**** Entries ****

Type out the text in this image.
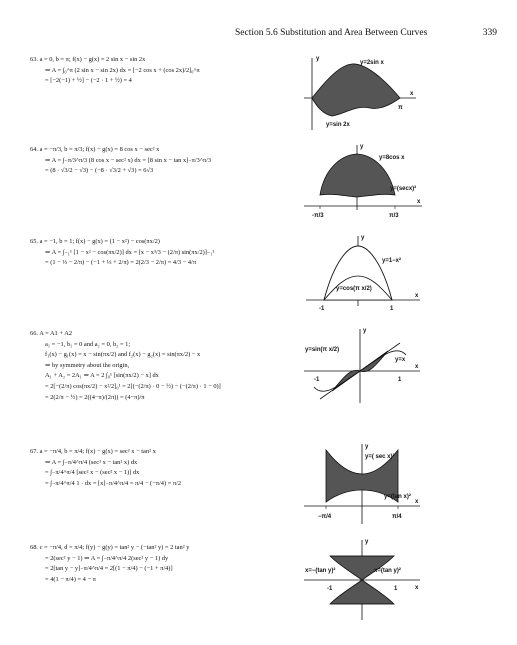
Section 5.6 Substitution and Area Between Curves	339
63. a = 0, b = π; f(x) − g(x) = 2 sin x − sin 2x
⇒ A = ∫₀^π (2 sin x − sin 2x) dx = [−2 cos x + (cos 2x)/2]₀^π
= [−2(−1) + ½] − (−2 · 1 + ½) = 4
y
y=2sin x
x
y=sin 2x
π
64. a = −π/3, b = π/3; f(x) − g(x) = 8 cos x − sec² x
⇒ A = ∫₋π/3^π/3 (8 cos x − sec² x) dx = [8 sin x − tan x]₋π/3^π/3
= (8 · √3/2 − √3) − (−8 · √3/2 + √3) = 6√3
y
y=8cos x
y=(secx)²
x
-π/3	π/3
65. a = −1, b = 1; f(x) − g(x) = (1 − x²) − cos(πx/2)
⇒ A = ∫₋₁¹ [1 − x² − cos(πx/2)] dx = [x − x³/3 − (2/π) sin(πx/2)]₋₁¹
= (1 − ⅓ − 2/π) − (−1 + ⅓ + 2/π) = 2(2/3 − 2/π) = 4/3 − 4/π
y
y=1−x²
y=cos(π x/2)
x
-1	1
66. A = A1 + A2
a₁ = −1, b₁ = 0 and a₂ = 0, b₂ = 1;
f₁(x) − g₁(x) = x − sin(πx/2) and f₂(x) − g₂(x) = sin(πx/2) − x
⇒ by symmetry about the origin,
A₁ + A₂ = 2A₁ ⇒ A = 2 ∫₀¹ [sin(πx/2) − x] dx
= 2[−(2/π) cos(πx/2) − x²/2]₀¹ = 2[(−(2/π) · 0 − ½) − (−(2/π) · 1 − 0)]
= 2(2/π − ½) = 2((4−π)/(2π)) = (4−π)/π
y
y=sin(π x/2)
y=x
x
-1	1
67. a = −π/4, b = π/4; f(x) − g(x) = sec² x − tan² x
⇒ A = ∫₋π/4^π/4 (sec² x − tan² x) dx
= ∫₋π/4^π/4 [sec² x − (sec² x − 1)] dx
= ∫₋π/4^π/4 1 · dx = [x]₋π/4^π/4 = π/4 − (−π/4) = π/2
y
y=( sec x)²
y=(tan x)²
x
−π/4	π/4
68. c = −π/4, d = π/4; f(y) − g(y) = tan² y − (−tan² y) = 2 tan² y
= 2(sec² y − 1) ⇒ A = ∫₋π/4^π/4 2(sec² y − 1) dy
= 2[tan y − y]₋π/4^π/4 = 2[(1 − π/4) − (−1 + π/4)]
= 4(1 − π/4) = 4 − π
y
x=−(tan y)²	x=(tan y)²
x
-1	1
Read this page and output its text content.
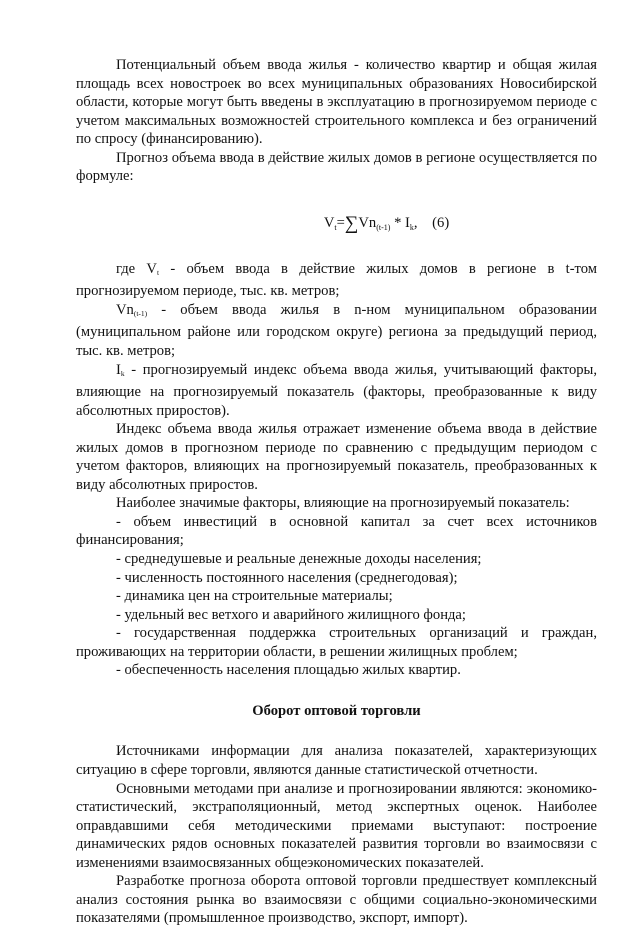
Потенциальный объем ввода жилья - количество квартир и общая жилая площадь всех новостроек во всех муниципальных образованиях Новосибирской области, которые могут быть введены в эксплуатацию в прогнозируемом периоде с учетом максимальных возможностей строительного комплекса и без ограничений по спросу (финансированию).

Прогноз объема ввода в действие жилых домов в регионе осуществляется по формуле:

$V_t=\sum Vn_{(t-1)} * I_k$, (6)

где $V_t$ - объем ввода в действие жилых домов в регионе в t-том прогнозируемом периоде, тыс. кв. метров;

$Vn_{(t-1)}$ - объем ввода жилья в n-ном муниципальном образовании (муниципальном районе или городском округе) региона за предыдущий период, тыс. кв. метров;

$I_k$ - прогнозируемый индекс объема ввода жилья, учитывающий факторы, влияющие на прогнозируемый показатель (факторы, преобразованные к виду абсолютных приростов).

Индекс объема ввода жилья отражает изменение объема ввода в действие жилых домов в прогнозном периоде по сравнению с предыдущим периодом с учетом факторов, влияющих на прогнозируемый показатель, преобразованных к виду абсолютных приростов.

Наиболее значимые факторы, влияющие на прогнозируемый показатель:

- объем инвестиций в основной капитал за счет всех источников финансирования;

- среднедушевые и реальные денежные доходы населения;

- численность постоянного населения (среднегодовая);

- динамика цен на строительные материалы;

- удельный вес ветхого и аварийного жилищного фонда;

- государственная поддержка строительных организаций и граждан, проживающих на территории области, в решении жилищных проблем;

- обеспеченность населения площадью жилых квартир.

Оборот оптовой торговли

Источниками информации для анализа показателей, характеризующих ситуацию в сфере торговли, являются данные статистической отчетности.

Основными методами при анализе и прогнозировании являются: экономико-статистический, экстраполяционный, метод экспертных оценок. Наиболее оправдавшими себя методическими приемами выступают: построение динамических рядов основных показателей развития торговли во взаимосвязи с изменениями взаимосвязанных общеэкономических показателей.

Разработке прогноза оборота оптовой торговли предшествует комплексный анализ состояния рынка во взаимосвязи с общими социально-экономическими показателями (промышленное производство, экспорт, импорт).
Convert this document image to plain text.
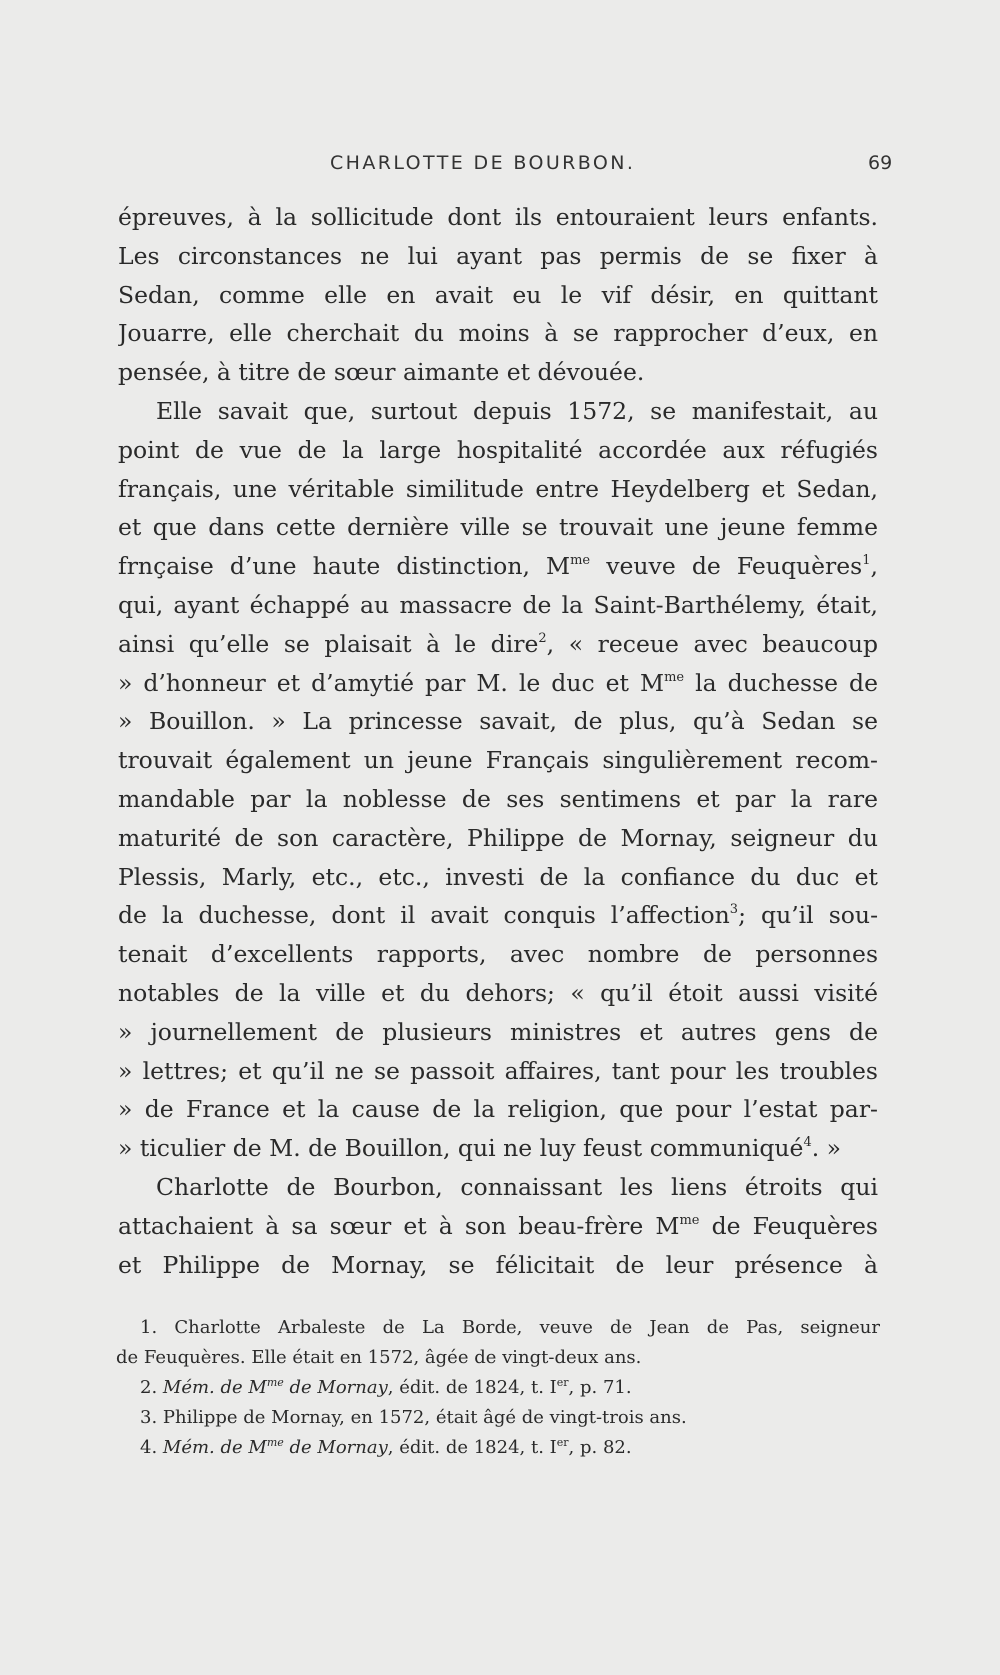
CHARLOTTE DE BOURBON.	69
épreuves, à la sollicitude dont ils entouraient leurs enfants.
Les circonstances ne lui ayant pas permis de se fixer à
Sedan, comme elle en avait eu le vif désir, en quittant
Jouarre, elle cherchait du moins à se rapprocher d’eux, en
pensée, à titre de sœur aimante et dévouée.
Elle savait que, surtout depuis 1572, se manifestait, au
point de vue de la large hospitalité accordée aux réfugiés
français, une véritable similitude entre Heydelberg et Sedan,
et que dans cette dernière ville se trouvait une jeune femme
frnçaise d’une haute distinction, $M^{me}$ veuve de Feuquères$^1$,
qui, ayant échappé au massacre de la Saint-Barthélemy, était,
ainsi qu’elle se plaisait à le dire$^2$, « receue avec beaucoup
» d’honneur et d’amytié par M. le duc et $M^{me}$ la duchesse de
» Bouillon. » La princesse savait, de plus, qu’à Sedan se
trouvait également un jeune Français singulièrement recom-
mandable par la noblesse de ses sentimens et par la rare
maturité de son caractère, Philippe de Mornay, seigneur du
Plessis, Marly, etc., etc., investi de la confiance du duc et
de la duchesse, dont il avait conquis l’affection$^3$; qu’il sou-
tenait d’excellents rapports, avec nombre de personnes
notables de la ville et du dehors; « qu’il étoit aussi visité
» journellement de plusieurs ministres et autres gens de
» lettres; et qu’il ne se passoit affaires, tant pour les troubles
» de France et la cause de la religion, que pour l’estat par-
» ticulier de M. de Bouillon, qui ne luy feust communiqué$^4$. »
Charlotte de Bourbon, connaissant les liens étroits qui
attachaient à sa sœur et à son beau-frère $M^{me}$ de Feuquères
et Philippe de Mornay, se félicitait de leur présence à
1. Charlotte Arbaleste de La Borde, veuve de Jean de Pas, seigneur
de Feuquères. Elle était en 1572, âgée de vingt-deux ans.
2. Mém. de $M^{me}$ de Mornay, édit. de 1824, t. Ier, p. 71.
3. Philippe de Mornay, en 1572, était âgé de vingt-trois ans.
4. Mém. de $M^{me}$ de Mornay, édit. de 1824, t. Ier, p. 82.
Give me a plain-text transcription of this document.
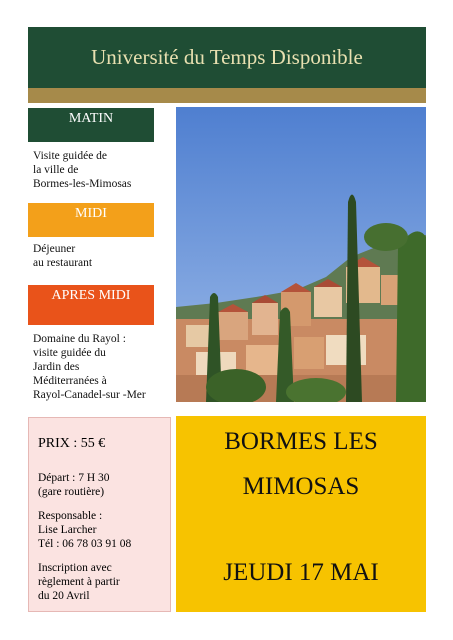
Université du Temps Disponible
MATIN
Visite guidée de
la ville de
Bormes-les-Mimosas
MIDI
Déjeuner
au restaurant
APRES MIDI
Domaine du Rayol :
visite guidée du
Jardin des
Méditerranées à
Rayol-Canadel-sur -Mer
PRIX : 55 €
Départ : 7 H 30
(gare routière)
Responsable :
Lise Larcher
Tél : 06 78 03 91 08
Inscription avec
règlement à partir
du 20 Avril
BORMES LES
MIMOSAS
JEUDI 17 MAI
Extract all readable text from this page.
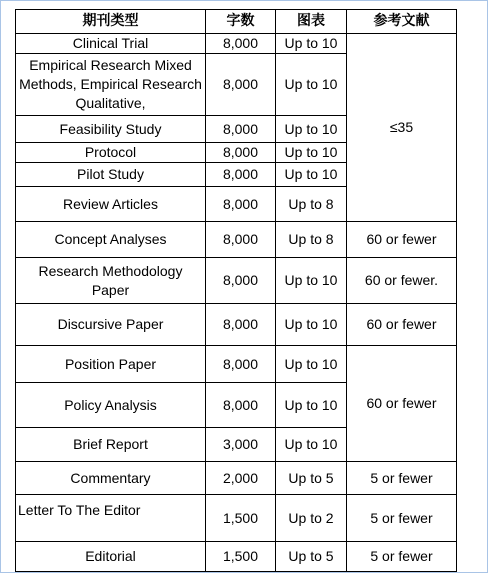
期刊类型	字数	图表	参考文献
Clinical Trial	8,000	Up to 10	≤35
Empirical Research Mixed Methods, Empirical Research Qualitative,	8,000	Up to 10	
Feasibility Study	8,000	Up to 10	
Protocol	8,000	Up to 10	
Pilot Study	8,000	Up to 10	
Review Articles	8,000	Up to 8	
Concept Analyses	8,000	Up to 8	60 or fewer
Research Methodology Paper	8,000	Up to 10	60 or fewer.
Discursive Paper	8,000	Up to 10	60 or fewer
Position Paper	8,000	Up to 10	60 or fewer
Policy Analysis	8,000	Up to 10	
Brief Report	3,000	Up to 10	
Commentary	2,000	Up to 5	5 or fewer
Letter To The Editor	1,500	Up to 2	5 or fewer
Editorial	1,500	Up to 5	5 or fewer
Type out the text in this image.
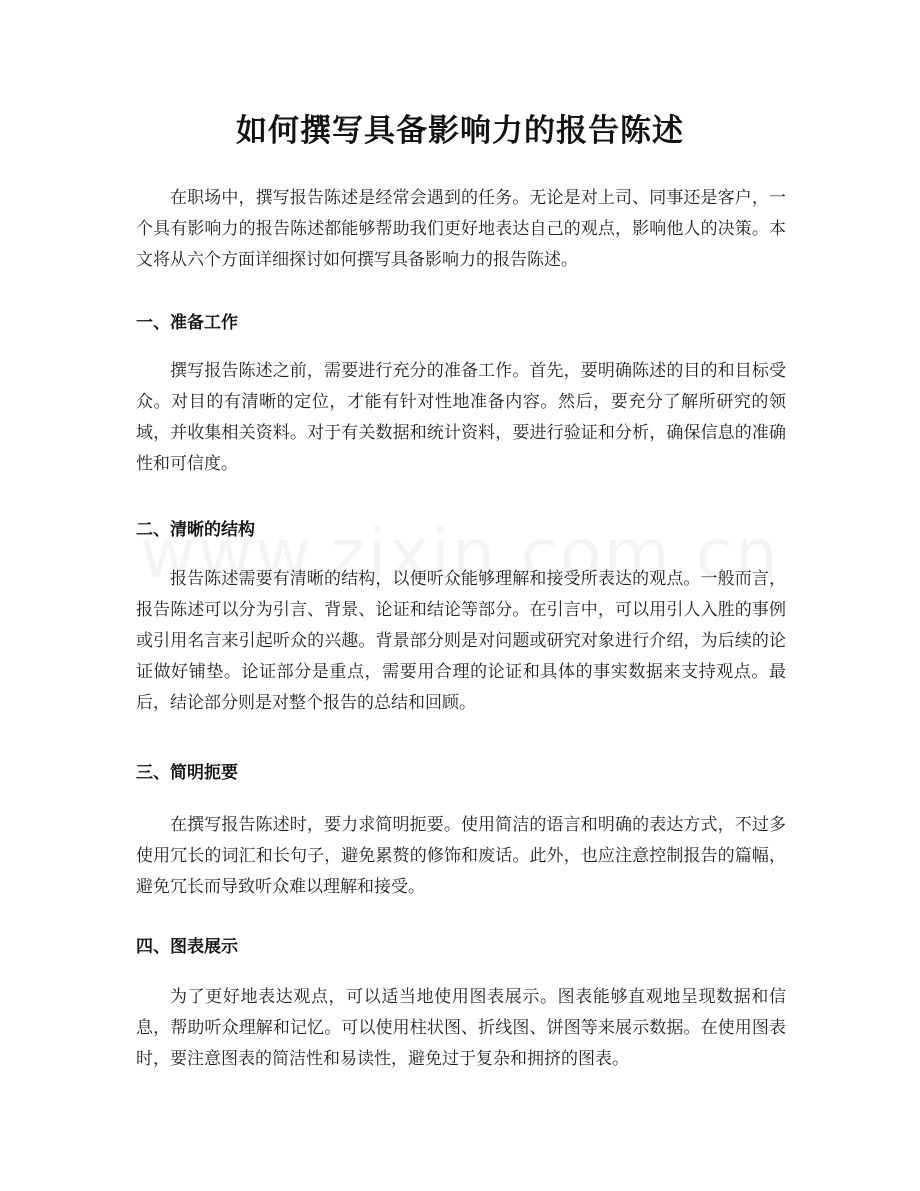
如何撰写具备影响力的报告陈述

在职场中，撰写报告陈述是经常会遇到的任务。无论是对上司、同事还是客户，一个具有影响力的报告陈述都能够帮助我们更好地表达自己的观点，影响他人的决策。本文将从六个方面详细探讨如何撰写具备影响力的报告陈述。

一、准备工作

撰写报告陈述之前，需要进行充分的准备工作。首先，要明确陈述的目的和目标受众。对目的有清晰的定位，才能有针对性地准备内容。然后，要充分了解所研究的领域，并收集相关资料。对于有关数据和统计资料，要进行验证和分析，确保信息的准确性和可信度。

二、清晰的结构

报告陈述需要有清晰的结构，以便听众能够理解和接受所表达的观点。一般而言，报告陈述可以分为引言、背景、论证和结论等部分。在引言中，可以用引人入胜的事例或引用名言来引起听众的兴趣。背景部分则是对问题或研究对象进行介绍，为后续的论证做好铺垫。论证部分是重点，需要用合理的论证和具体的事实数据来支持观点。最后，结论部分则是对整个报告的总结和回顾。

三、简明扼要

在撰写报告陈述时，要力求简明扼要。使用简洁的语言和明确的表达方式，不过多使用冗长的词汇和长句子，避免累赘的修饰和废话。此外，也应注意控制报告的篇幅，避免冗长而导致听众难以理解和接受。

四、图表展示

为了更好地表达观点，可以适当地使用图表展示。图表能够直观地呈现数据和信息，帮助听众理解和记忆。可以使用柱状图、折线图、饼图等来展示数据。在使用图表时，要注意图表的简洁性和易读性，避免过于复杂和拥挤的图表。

****

### Exercise requirements
Show the lines of the material that contain the word "Study".

### Answer in full
Feasibility Study	8,000	Up to 10	
Pilot Study	8,000	Up to 10	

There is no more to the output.